======== Listing
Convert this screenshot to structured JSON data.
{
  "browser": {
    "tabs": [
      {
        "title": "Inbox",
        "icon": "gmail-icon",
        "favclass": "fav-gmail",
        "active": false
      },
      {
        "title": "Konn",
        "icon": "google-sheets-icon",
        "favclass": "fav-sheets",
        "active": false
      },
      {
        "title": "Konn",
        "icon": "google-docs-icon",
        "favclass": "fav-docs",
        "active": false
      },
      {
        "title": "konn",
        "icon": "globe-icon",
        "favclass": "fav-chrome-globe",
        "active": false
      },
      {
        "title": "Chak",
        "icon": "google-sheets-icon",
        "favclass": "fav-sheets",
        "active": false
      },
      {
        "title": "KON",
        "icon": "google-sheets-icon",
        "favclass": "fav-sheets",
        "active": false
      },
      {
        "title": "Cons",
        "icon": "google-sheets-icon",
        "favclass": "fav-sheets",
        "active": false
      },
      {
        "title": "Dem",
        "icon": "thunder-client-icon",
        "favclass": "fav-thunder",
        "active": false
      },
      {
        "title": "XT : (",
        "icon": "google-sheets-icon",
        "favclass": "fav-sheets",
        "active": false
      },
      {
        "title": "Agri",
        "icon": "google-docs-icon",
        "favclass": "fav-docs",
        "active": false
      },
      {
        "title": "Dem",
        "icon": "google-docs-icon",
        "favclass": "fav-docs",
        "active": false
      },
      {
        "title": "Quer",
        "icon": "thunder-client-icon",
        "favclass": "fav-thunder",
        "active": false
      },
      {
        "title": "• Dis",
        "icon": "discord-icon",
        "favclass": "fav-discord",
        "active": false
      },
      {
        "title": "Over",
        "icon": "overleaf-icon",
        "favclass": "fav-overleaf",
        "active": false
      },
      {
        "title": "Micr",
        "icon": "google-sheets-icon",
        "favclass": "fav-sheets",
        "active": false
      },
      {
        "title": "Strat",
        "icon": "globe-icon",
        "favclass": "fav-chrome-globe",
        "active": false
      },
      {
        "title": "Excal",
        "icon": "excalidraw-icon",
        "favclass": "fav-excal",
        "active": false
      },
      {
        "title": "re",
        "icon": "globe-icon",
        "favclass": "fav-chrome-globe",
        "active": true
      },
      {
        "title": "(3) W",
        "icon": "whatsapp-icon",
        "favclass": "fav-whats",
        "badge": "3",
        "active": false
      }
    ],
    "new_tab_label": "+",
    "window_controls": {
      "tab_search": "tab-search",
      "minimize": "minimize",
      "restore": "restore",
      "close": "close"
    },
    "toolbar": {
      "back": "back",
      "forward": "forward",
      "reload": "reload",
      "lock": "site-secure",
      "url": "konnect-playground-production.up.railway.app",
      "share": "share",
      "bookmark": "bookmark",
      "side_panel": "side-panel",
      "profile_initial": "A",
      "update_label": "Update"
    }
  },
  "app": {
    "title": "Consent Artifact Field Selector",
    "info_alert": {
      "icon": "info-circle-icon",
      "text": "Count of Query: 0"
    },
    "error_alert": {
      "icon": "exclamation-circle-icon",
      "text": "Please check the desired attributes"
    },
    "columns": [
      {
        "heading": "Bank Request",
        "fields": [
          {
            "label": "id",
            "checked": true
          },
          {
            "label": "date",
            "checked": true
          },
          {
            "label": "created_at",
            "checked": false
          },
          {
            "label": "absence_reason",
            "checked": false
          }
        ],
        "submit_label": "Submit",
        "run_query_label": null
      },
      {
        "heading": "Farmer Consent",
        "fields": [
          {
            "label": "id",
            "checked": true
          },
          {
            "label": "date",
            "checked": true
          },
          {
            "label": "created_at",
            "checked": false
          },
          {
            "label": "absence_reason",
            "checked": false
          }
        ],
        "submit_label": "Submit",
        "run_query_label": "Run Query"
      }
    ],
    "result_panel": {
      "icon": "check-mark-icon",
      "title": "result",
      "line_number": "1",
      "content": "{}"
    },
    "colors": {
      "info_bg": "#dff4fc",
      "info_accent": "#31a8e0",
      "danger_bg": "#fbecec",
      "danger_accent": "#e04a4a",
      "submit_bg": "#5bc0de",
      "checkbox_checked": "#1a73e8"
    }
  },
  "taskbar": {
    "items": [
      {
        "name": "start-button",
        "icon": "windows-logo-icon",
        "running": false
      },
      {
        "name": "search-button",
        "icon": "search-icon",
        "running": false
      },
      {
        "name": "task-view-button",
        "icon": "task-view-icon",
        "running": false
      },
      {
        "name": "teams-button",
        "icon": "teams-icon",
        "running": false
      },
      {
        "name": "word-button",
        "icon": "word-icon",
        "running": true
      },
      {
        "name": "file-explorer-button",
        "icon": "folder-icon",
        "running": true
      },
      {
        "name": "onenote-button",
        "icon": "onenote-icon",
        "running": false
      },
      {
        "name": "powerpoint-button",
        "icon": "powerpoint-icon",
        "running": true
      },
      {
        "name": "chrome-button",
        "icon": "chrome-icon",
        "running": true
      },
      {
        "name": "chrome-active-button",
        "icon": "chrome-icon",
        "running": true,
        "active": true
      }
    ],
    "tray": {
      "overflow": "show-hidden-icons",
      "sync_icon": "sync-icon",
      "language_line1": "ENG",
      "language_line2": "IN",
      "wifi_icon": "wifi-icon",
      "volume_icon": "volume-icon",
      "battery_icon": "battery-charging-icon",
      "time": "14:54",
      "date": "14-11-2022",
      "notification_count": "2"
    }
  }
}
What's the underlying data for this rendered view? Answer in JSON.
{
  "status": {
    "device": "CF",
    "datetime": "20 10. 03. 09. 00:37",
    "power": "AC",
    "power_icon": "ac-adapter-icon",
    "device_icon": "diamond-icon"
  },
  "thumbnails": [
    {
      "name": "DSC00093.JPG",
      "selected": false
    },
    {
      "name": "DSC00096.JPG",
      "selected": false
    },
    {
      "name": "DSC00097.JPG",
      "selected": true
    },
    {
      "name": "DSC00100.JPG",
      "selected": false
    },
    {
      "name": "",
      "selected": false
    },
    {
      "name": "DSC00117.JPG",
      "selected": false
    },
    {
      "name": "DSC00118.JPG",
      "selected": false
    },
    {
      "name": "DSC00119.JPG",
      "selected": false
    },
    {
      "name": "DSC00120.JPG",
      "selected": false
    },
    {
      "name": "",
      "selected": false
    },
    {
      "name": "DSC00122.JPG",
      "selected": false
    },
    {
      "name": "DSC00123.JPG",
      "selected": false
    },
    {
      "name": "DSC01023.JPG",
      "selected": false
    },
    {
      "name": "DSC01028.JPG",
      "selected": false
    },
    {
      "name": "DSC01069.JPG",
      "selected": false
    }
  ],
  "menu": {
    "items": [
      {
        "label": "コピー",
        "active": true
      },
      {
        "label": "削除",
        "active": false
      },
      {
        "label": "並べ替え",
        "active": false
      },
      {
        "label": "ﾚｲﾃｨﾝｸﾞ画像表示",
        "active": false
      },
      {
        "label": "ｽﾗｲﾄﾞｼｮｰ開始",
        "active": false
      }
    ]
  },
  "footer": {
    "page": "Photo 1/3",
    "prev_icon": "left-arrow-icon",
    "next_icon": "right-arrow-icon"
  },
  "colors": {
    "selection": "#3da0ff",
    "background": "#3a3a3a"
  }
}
================
● **Description of the task**
State the number of lines in these entries that include the string "heading". Provide nothing beyond that number.

● **Full solution**
2